Start SUPPLIED RECORDS

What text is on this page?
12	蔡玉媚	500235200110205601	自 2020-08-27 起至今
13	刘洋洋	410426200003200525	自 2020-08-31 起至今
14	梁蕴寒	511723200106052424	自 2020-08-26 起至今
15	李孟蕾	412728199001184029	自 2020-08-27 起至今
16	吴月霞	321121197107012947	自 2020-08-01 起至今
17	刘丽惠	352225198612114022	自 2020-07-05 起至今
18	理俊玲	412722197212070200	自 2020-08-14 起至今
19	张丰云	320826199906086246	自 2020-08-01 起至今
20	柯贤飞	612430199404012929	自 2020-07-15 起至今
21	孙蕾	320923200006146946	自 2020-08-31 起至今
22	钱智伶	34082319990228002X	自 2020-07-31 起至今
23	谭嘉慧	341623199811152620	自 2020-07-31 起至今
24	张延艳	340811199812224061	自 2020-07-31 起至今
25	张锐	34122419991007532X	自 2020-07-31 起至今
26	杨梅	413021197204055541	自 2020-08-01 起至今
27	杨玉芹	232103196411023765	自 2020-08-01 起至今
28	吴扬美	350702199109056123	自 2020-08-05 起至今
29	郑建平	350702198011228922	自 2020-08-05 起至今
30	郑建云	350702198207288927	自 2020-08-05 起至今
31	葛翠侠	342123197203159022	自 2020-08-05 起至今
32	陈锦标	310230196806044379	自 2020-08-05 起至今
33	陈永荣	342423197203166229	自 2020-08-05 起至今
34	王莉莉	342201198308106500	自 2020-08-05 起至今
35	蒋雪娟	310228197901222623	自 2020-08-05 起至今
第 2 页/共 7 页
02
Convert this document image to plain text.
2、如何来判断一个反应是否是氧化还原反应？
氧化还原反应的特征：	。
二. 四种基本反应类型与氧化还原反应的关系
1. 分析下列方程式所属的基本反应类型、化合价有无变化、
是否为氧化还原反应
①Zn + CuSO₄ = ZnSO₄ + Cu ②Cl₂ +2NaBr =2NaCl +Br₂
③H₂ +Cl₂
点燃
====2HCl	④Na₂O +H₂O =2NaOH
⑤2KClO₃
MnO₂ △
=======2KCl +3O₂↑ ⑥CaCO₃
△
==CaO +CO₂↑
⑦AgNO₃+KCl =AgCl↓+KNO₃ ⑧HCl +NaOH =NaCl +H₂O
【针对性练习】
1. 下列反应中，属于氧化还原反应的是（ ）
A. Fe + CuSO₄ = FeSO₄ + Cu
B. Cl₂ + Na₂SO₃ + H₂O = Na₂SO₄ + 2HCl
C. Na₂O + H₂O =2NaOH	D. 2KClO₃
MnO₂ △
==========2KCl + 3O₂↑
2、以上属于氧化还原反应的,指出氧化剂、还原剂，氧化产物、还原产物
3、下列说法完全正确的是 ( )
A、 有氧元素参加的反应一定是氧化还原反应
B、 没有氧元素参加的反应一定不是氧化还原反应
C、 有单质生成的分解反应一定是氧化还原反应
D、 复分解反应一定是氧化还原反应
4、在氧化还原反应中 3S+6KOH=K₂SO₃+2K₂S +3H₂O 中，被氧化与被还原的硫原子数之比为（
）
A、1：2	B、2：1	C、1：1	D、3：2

End SUPPLIED RECORDS

SET PROBLEM: Only lines that contain the word "this" are wanted; copy each of them.

IN RESPONSE:
What text is on this page?
Convert this document image to plain text.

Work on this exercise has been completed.